>> begin

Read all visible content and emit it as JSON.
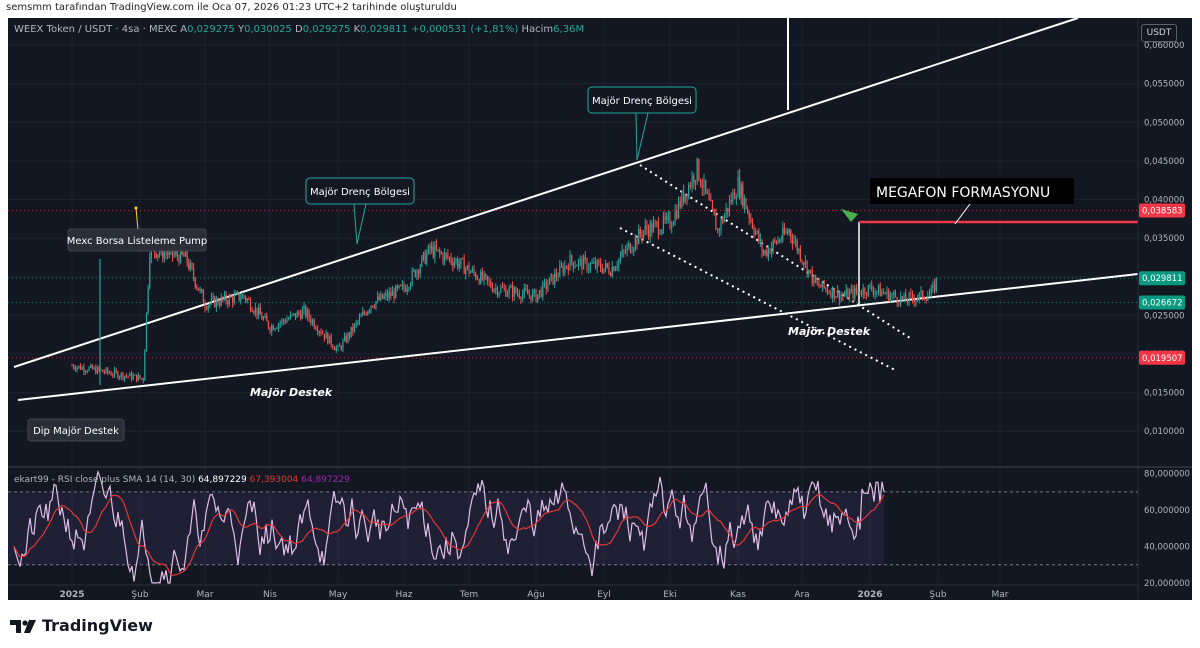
{
  "header": {
    "text": "semsmm tarafından TradingView.com ile Oca 07, 2026 01:23 UTC+2 tarihinde oluşturuldu"
  },
  "info": {
    "symbol": "WEEX Token / USDT · 4sa · MEXC",
    "o_label": "A",
    "o": "0,029275",
    "h_label": "Y",
    "h": "0,030025",
    "l_label": "D",
    "l": "0,029275",
    "c_label": "K",
    "c": "0,029811",
    "change": "+0,000531 (+1,81%)",
    "vol_label": "Hacim",
    "vol": "6,36M"
  },
  "currency_button": "USDT",
  "annotations": {
    "pump": "Mexc Borsa Listeleme Pump",
    "dip_support": "Dip Majör Destek",
    "major_support_1": "Majör Destek",
    "major_support_2": "Majör Destek",
    "resistance_1": "Majör Drenç Bölgesi",
    "resistance_2": "Majör Drenç Bölgesi",
    "megaphone": "MEGAFON FORMASYONU"
  },
  "rsi_legend": {
    "text": "ekart99 - RSI close plus SMA 14 (14, 30)",
    "value_1": "64,897229",
    "value_2": "67,393004",
    "value_3": "64,897229"
  },
  "footer": {
    "logo_text": "TradingView"
  },
  "colors": {
    "background": "#131722",
    "up": "#26a69a",
    "down": "#ef5350",
    "price_tag_green": "#089981",
    "price_tag_red": "#f23645",
    "rsi_line": "#e1bee7",
    "rsi_sma": "#e53935"
  },
  "chart_data": [
    {
      "type": "candlestick",
      "title": "",
      "x_ticks": [
        "2025",
        "Şub",
        "Mar",
        "Nis",
        "May",
        "Haz",
        "Tem",
        "Ağu",
        "Eyl",
        "Eki",
        "Kas",
        "Ara",
        "2026",
        "Şub",
        "Mar"
      ],
      "y_ticks": [
        "0,060000",
        "0,055000",
        "0,050000",
        "0,045000",
        "0,040000",
        "0,035000",
        "0,030000",
        "0,025000",
        "0,020000",
        "0,015000",
        "0,010000"
      ],
      "y_tick_values": [
        0.06,
        0.055,
        0.05,
        0.045,
        0.04,
        0.035,
        0.03,
        0.025,
        0.02,
        0.015,
        0.01
      ],
      "ylim": [
        0.0055,
        0.0635
      ],
      "grid": true,
      "price_tags": [
        {
          "value": 0.038583,
          "label": "0,038583",
          "color": "#f23645"
        },
        {
          "value": 0.029811,
          "label": "0,029811",
          "color": "#089981"
        },
        {
          "value": 0.026672,
          "label": "0,026672",
          "color": "#089981"
        },
        {
          "value": 0.019507,
          "label": "0,019507",
          "color": "#f23645"
        }
      ],
      "approx_close_path": [
        {
          "month": 0.0,
          "v": 0.0185
        },
        {
          "month": 0.6,
          "v": 0.0175
        },
        {
          "month": 1.05,
          "v": 0.0168
        },
        {
          "month": 1.15,
          "v": 0.0335
        },
        {
          "month": 1.7,
          "v": 0.0325
        },
        {
          "month": 2.0,
          "v": 0.0265
        },
        {
          "month": 2.6,
          "v": 0.0275
        },
        {
          "month": 3.0,
          "v": 0.0235
        },
        {
          "month": 3.5,
          "v": 0.0255
        },
        {
          "month": 4.0,
          "v": 0.0205
        },
        {
          "month": 4.5,
          "v": 0.0265
        },
        {
          "month": 5.0,
          "v": 0.0285
        },
        {
          "month": 5.4,
          "v": 0.0335
        },
        {
          "month": 5.8,
          "v": 0.032
        },
        {
          "month": 6.4,
          "v": 0.0285
        },
        {
          "month": 7.0,
          "v": 0.0275
        },
        {
          "month": 7.5,
          "v": 0.032
        },
        {
          "month": 8.1,
          "v": 0.031
        },
        {
          "month": 8.6,
          "v": 0.036
        },
        {
          "month": 9.0,
          "v": 0.037
        },
        {
          "month": 9.4,
          "v": 0.044
        },
        {
          "month": 9.7,
          "v": 0.036
        },
        {
          "month": 10.0,
          "v": 0.042
        },
        {
          "month": 10.4,
          "v": 0.033
        },
        {
          "month": 10.8,
          "v": 0.036
        },
        {
          "month": 11.2,
          "v": 0.029
        },
        {
          "month": 11.6,
          "v": 0.0275
        },
        {
          "month": 12.0,
          "v": 0.0285
        },
        {
          "month": 12.5,
          "v": 0.027
        },
        {
          "month": 12.9,
          "v": 0.0278
        },
        {
          "month": 13.0,
          "v": 0.0298
        }
      ]
    },
    {
      "type": "line",
      "title": "",
      "y_ticks": [
        "80,000000",
        "60,000000",
        "40,000000",
        "20,000000"
      ],
      "y_tick_values": [
        80,
        60,
        40,
        20
      ],
      "ylim": [
        20,
        82
      ],
      "band": [
        30,
        70
      ],
      "series": [
        {
          "name": "RSI",
          "last": 64.897229
        },
        {
          "name": "SMA",
          "last": 67.393004
        }
      ]
    }
  ]
}
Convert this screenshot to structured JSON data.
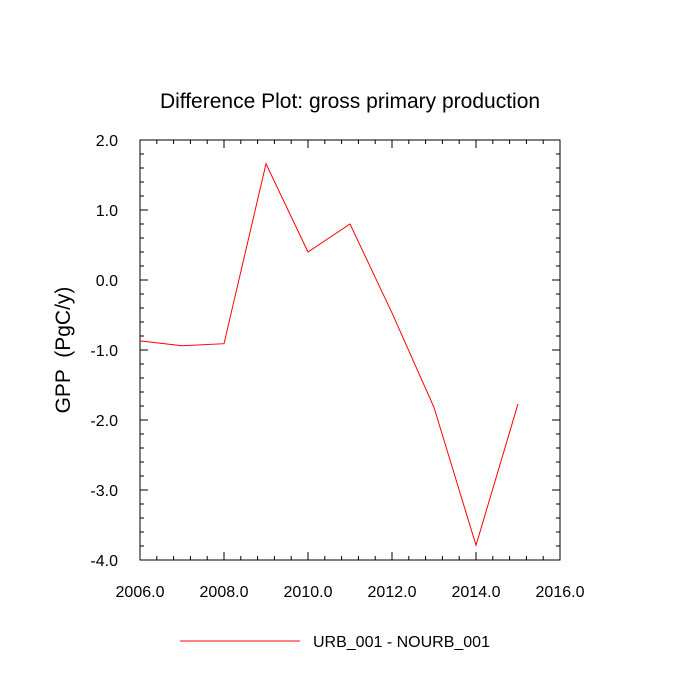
{
  "chart_data": {
    "type": "line",
    "title": "Difference Plot: gross primary production",
    "xlabel": "",
    "ylabel": "GPP  (PgC/y)",
    "xlim": [
      2006,
      2016
    ],
    "ylim": [
      -4,
      2
    ],
    "x_ticks": [
      2006,
      2008,
      2010,
      2012,
      2014,
      2016
    ],
    "x_tick_labels": [
      "2006.0",
      "2008.0",
      "2010.0",
      "2012.0",
      "2014.0",
      "2016.0"
    ],
    "y_ticks": [
      2,
      1,
      0,
      -1,
      -2,
      -3,
      -4
    ],
    "y_tick_labels": [
      "2.0",
      "1.0",
      "0.0",
      "-1.0",
      "-2.0",
      "-3.0",
      "-4.0"
    ],
    "grid": false,
    "legend_position": "bottom-center",
    "series": [
      {
        "name": "URB_001 - NOURB_001",
        "color": "#ff0000",
        "x": [
          2006,
          2007,
          2008,
          2009,
          2010,
          2011,
          2012,
          2013,
          2014,
          2015
        ],
        "y": [
          -0.87,
          -0.94,
          -0.91,
          1.66,
          0.4,
          0.8,
          -0.47,
          -1.82,
          -3.79,
          -1.77
        ]
      }
    ]
  }
}
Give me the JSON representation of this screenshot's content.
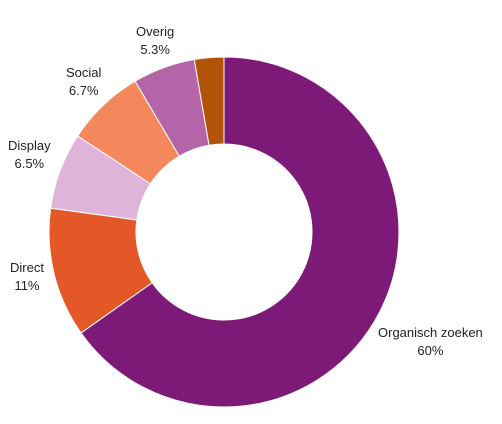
{
  "chart_data": {
    "type": "pie",
    "title": "",
    "donut": true,
    "slices": [
      {
        "label": "Organisch zoeken",
        "value_label": "60%",
        "value": 60,
        "color": "#7d1a78"
      },
      {
        "label": "Direct",
        "value_label": "11%",
        "value": 11,
        "color": "#e35826"
      },
      {
        "label": "Display",
        "value_label": "6.5%",
        "value": 6.5,
        "color": "#dfb4d9"
      },
      {
        "label": "Social",
        "value_label": "6.7%",
        "value": 6.7,
        "color": "#f5875d"
      },
      {
        "label": "Overig",
        "value_label": "5.3%",
        "value": 5.3,
        "color": "#b565a7"
      },
      {
        "label": "",
        "value_label": "",
        "value": 2.5,
        "color": "#b15308"
      }
    ]
  }
}
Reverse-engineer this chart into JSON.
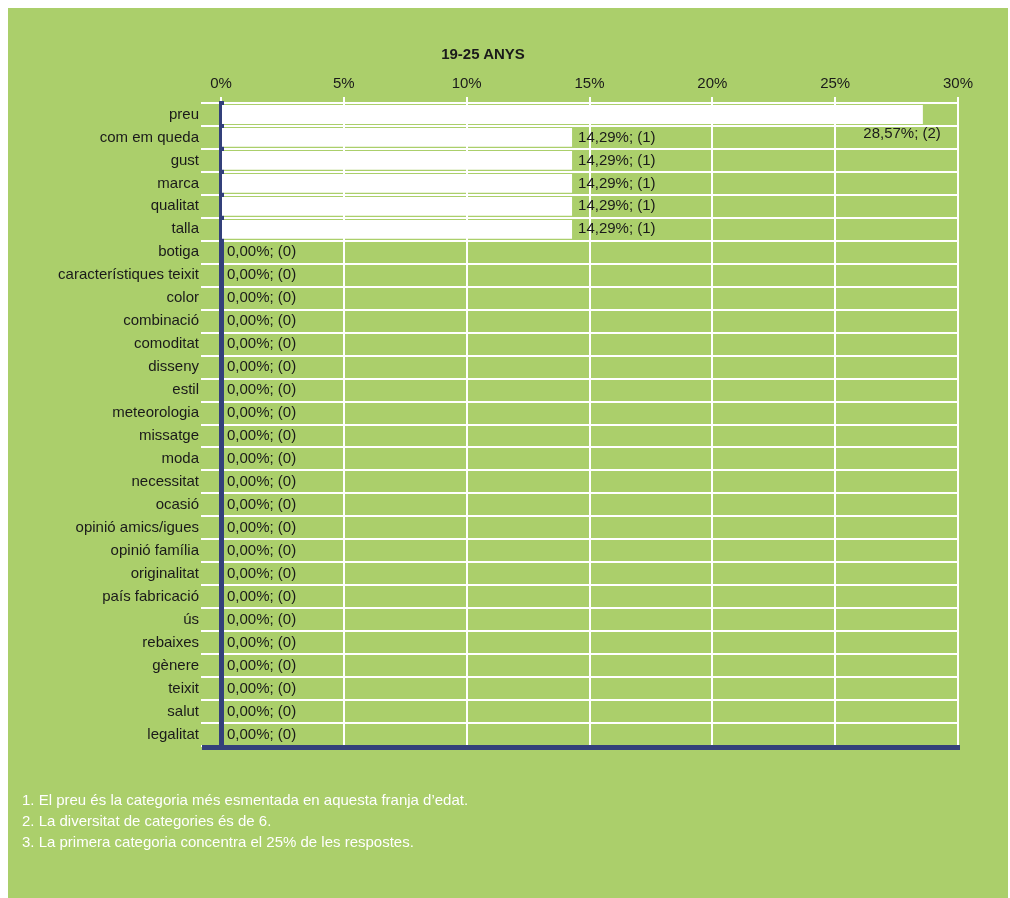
{
  "chart_data": {
    "type": "bar",
    "orientation": "horizontal",
    "title": "19-25 ANYS",
    "categories": [
      "preu",
      "com em queda",
      "gust",
      "marca",
      "qualitat",
      "talla",
      "botiga",
      "característiques teixit",
      "color",
      "combinació",
      "comoditat",
      "disseny",
      "estil",
      "meteorologia",
      "missatge",
      "moda",
      "necessitat",
      "ocasió",
      "opinió amics/igues",
      "opinió família",
      "originalitat",
      "país fabricació",
      "ús",
      "rebaixes",
      "gènere",
      "teixit",
      "salut",
      "legalitat"
    ],
    "values": [
      28.57,
      14.29,
      14.29,
      14.29,
      14.29,
      14.29,
      0,
      0,
      0,
      0,
      0,
      0,
      0,
      0,
      0,
      0,
      0,
      0,
      0,
      0,
      0,
      0,
      0,
      0,
      0,
      0,
      0,
      0
    ],
    "value_labels": [
      "28,57%; (2)",
      "14,29%; (1)",
      "14,29%; (1)",
      "14,29%; (1)",
      "14,29%; (1)",
      "14,29%; (1)",
      "0,00%; (0)",
      "0,00%; (0)",
      "0,00%; (0)",
      "0,00%; (0)",
      "0,00%; (0)",
      "0,00%; (0)",
      "0,00%; (0)",
      "0,00%; (0)",
      "0,00%; (0)",
      "0,00%; (0)",
      "0,00%; (0)",
      "0,00%; (0)",
      "0,00%; (0)",
      "0,00%; (0)",
      "0,00%; (0)",
      "0,00%; (0)",
      "0,00%; (0)",
      "0,00%; (0)",
      "0,00%; (0)",
      "0,00%; (0)",
      "0,00%; (0)",
      "0,00%; (0)"
    ],
    "color": "#ffffff",
    "xlim": [
      0,
      30
    ],
    "xticks": [
      {
        "value": 0,
        "label": "0%"
      },
      {
        "value": 5,
        "label": "5%"
      },
      {
        "value": 10,
        "label": "10%"
      },
      {
        "value": 15,
        "label": "15%"
      },
      {
        "value": 20,
        "label": "20%"
      },
      {
        "value": 25,
        "label": "25%"
      },
      {
        "value": 30,
        "label": "30%"
      }
    ],
    "grid": true,
    "annotations": [
      "1. El preu és la categoria més esmentada en aquesta franja d’edat.",
      "2. La diversitat de categories és de 6.",
      "3. La primera categoria concentra el 25% de les respostes."
    ]
  }
}
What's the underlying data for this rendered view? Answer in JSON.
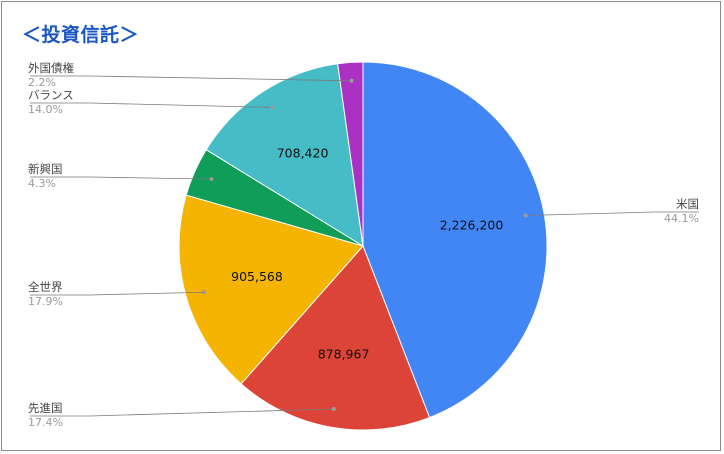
{
  "chart_data": {
    "type": "pie",
    "title": "＜投資信託＞",
    "categories": [
      "米国",
      "先進国",
      "全世界",
      "新興国",
      "バランス",
      "外国債権"
    ],
    "values": [
      2226200,
      878967,
      905568,
      217000,
      708420,
      111000
    ],
    "percent_labels": [
      "44.1%",
      "17.4%",
      "17.9%",
      "4.3%",
      "14.0%",
      "2.2%"
    ],
    "data_labels": [
      "2,226,200",
      "878,967",
      "905,568",
      "",
      "708,420",
      ""
    ],
    "colors": [
      "#4285f4",
      "#db4437",
      "#f4b400",
      "#0f9d58",
      "#46bdc6",
      "#ab30c4"
    ],
    "legend": "none"
  }
}
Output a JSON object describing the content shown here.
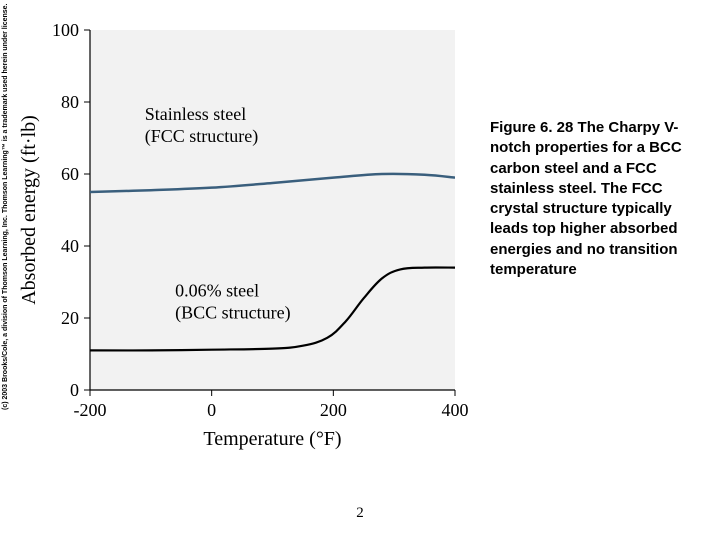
{
  "chart": {
    "type": "line",
    "background_color": "#ffffff",
    "plot_fill": "#f2f2f2",
    "axis_color": "#000000",
    "tick_color": "#000000",
    "tick_length": 6,
    "axis_line_width": 1.2,
    "xlabel": "Temperature (°F)",
    "ylabel": "Absorbed energy (ft·lb)",
    "label_fontsize": 20,
    "tick_fontsize": 18,
    "annotation_fontsize": 18,
    "xlim": [
      -200,
      400
    ],
    "ylim": [
      0,
      100
    ],
    "xticks": [
      -200,
      0,
      200,
      400
    ],
    "yticks": [
      0,
      20,
      40,
      60,
      80,
      100
    ],
    "series": [
      {
        "name": "stainless",
        "annotation_line1": "Stainless steel",
        "annotation_line2": "(FCC structure)",
        "annotation_x": -110,
        "annotation_y": 75,
        "color": "#3a5f7d",
        "line_width": 2.5,
        "x": [
          -200,
          -100,
          0,
          100,
          200,
          280,
          350,
          400
        ],
        "y": [
          55,
          55.5,
          56.2,
          57.5,
          59,
          60,
          59.8,
          59
        ]
      },
      {
        "name": "bcc",
        "annotation_line1": "0.06% steel",
        "annotation_line2": "(BCC structure)",
        "annotation_x": -60,
        "annotation_y": 26,
        "color": "#000000",
        "line_width": 2.2,
        "x": [
          -200,
          -100,
          0,
          100,
          150,
          190,
          220,
          250,
          280,
          310,
          350,
          400
        ],
        "y": [
          11,
          11,
          11.2,
          11.5,
          12.3,
          14.5,
          19,
          25.5,
          31,
          33.5,
          34,
          34
        ]
      }
    ]
  },
  "copyright": "(c) 2003 Brooks/Cole, a division of Thomson Learning, Inc. Thomson Learning™ is a trademark used herein under license.",
  "caption": "Figure 6. 28  The Charpy V-notch properties for a BCC carbon steel and a FCC stainless steel. The FCC crystal structure typically leads top higher absorbed energies and no transition temperature",
  "page_number": "2"
}
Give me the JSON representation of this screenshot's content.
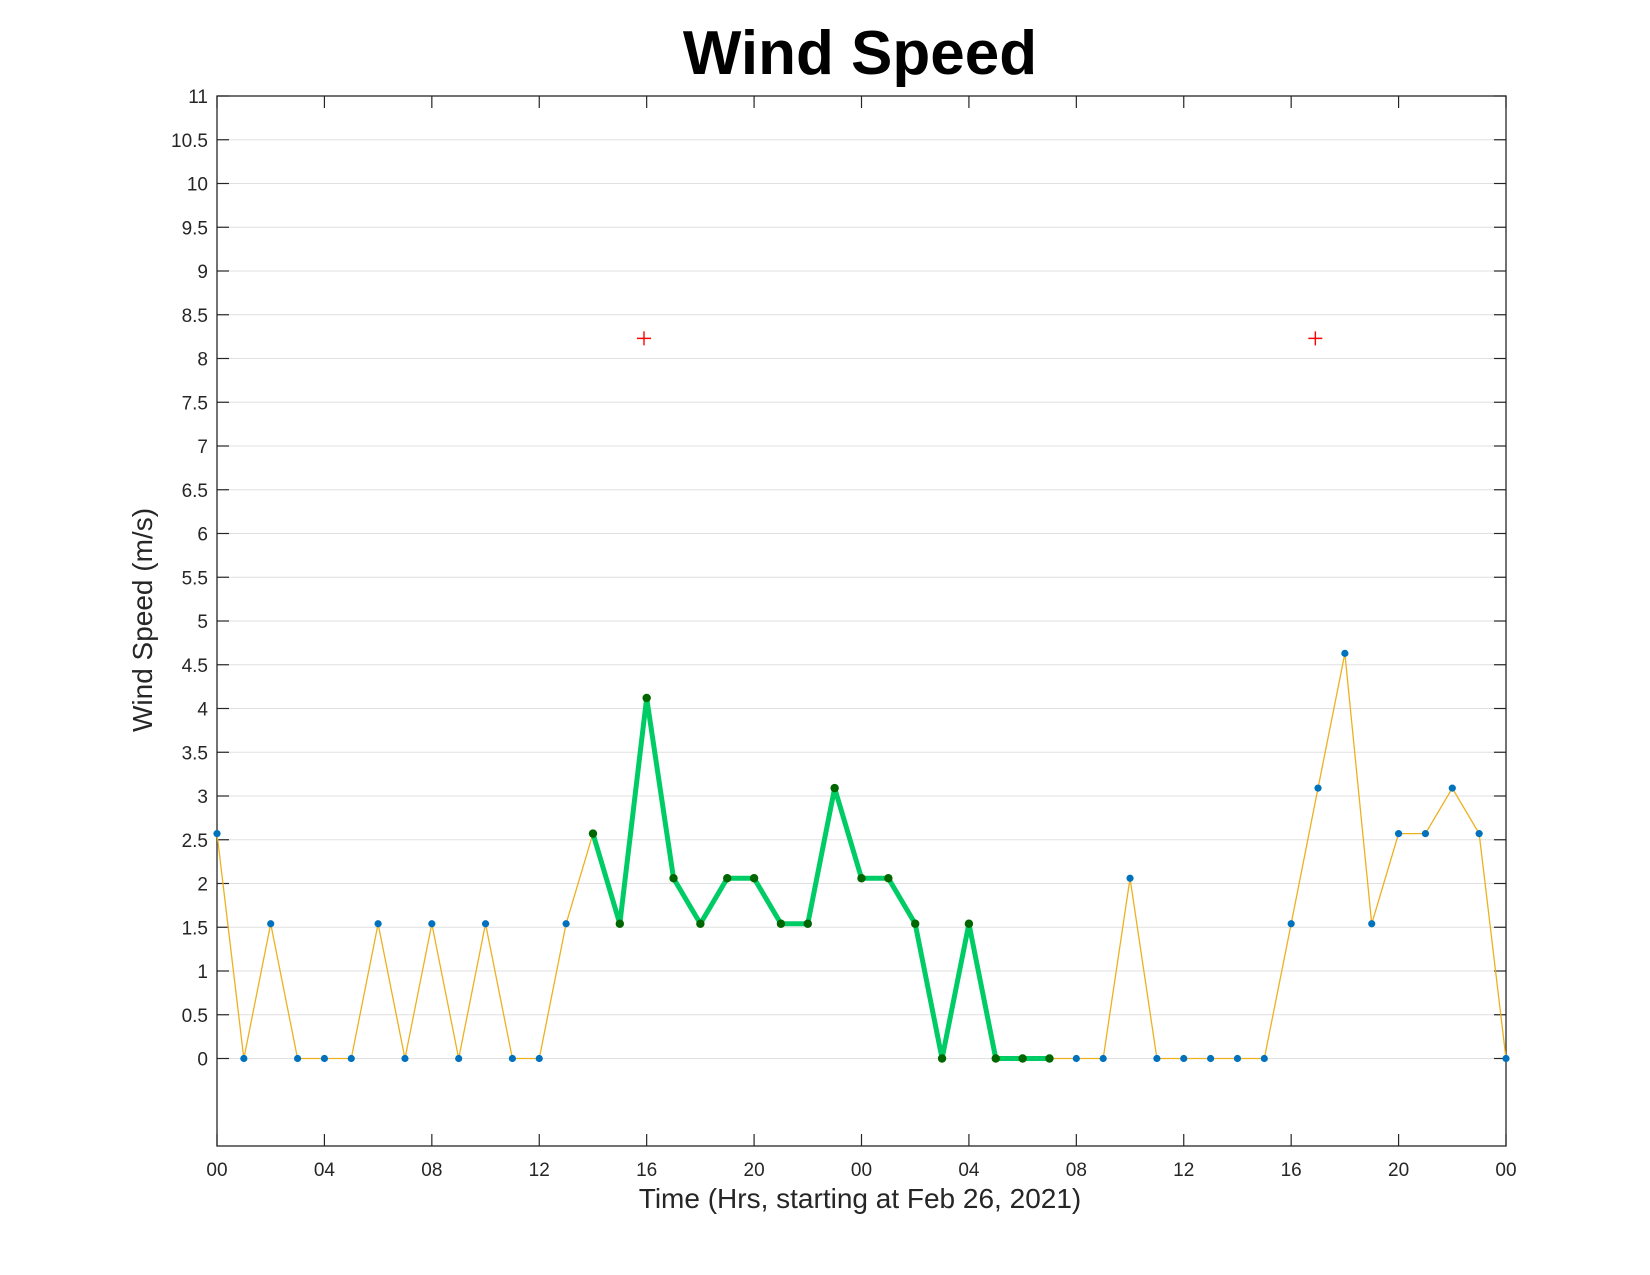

>> end

■ **Exercise goal**:
Look through the data above. Each line containing the word "USDT" needs to be copied.

■ **Exercise solution**:
    "symbol": "WEEX Token / USDT · 4sa · MEXC",
  "currency_button": "USDT",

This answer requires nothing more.